*Textauszug*.
Anders aber als etwa der ebenfalls im Frühjahr 2015 gestartete Shaun das Schaf – Der Film, der ebenfalls wenig Interesse daran hat, sein junges Publikum zu ängstigen, wandelt Home seinen niedrigen Spannungrad aber nie zu einer Stärke um. Das Abenteuer Ohs und Tips ist nicht auf eine Wohlfühlstimmung und gewaltige Charmeoffensive ausgelegt, sondern läuft wie eine konventionelle Trickkomödie ab – inklusive gelegentlicher Actionpassagen und großem Finale. Im Gegensatz zu Die Pinguine aus Madagascar kann dieser rund 95-minütige Sci-Fi-Film auch nicht mit irrsinnigem Tempo und einer gesunden Prise Wahnwitz auftrumpfen, um über den banalen Plot hinwegzutrösten: Home – Ein smektakulärer Trip ist zu kraftlos, um einen wirklich zu packen, und zu angepasst, als dass er erfolgreich alles auf die Comedy-Karte setzen könnte.

Dass sich Home – Ein smektakulärer Trip jedoch „nur“ im unteren Drittel des DreamWorks-Pantheons ansiedelt, statt sich schnurstraks die rote Laterne zu schnappen, liegt nahezu ausschließlich an der charakterlichen sowie visuellen Darstellung der starrköpfigen und dauerängstlichen Außerirdischen. Obwohl die Konstellation einer uniform denkenden Figurengruppe, aus der ein liebenswerter Querdenker heraussticht, vom Trickstudio mit dem Halbmond bereits völlig durchgekaut wurde, haben diese Aliens etwas Reizendes an sich. Dass die Boovs sowohl strebsam und spaßbefreit als auch extrem feige und kindlich sind, macht sie im großen DreamWorks-Figurenfundus einzigartig und zudem zu atypischen Sympathieträgern. Ihre geballte Ignoranz gegenüber menschlichem Verhalten und irdischer Kultur sorgt darüber hinaus zu einigen wenigen, aber stets treffsicheren, zudem die Altersgrenzen sprengenden Gags.

Daten zur Erkennung des Dokumentlayouts

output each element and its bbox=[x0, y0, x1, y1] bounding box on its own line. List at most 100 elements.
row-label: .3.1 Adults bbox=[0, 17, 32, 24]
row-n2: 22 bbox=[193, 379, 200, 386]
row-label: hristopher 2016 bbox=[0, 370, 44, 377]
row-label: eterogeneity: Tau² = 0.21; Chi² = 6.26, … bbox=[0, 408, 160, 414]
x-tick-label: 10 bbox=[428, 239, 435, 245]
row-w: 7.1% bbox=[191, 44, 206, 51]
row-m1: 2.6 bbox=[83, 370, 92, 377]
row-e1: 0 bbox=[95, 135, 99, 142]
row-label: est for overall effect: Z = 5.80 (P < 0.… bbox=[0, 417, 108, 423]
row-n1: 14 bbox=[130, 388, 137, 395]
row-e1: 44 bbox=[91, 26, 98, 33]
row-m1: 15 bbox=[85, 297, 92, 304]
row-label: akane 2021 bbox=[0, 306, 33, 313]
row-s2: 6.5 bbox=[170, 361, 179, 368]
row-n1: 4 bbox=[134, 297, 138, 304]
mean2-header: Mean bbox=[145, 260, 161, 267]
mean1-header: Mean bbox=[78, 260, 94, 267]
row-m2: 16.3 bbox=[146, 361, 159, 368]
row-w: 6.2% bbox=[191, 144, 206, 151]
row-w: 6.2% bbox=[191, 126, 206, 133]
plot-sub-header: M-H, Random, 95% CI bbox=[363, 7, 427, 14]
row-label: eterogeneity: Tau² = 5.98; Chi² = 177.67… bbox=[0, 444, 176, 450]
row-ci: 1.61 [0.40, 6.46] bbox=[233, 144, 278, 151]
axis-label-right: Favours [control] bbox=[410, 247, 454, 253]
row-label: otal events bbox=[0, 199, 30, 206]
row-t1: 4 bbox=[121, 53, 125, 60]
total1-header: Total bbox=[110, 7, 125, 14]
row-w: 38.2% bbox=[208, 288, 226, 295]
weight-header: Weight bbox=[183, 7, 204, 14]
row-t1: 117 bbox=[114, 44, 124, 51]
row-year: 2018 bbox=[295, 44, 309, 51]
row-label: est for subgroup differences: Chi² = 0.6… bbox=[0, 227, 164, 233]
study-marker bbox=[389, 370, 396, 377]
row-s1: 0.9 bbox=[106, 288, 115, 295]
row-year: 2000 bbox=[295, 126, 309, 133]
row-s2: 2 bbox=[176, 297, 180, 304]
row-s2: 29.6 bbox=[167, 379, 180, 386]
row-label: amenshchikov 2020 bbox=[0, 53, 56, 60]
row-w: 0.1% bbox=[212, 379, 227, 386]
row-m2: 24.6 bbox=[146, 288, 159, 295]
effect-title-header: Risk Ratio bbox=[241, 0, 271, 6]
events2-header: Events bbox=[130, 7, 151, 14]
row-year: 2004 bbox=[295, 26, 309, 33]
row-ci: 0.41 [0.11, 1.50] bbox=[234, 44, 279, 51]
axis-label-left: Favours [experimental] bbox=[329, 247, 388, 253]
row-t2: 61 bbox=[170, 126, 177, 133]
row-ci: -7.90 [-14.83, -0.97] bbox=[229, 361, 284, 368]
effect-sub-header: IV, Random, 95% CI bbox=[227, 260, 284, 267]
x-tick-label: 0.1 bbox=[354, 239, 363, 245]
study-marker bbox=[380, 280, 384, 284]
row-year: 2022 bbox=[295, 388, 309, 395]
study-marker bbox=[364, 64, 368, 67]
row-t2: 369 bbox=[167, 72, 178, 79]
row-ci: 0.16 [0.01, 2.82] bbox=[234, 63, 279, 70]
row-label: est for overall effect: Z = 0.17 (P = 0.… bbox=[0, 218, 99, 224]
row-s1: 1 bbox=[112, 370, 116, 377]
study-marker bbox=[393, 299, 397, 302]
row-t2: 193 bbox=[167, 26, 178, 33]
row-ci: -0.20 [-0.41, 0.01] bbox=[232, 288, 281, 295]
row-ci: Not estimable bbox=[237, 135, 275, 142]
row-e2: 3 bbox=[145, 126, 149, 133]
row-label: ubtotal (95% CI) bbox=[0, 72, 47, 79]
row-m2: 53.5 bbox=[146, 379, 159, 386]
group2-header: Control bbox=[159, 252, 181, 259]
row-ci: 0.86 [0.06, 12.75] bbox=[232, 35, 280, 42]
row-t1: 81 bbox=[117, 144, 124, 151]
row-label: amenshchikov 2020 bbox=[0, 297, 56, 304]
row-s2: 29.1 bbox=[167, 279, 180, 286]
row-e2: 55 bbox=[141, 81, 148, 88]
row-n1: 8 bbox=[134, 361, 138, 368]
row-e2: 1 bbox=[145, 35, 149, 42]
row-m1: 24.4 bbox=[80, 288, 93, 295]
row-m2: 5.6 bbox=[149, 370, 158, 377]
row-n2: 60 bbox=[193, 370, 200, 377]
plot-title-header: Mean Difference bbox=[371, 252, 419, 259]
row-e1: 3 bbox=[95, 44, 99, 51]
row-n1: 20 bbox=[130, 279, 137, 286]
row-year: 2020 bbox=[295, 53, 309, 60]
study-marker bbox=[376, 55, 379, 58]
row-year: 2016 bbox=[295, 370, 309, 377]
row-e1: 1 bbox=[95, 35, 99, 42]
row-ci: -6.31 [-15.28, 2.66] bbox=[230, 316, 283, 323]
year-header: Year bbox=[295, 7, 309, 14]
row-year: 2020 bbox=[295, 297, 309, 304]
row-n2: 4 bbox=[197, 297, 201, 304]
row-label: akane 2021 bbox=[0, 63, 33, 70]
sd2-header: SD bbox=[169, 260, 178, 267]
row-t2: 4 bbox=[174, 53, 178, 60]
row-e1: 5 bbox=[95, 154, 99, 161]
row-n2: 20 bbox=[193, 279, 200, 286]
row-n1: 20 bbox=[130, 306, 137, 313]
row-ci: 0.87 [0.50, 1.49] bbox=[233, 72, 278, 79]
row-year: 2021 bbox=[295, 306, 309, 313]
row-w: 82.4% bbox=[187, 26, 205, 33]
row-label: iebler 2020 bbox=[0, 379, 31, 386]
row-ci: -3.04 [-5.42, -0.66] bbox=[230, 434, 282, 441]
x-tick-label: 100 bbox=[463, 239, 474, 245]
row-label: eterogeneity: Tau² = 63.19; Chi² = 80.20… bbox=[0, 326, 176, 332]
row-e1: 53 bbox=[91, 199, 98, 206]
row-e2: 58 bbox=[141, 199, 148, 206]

*Ihre Aufgabe*.
Beantworten Sie anhand der Filmkritik diese Fragen:
(a) Welcher ebenfalls im Frühjahr 2015 gestartete Film wird zum Vergleich herangezogen?
(b) Wie lang ist der Film ungefähr?
(c) Wie heißen die Außerirdischen?
Die Datensätze sind eigenständiges Material und gehören nicht zur Filmkritik.

*Antwort zur Aufgabe*.
(a) Shaun das Schaf – Der Film
(b) Rund 95 Minuten
(c) Boovs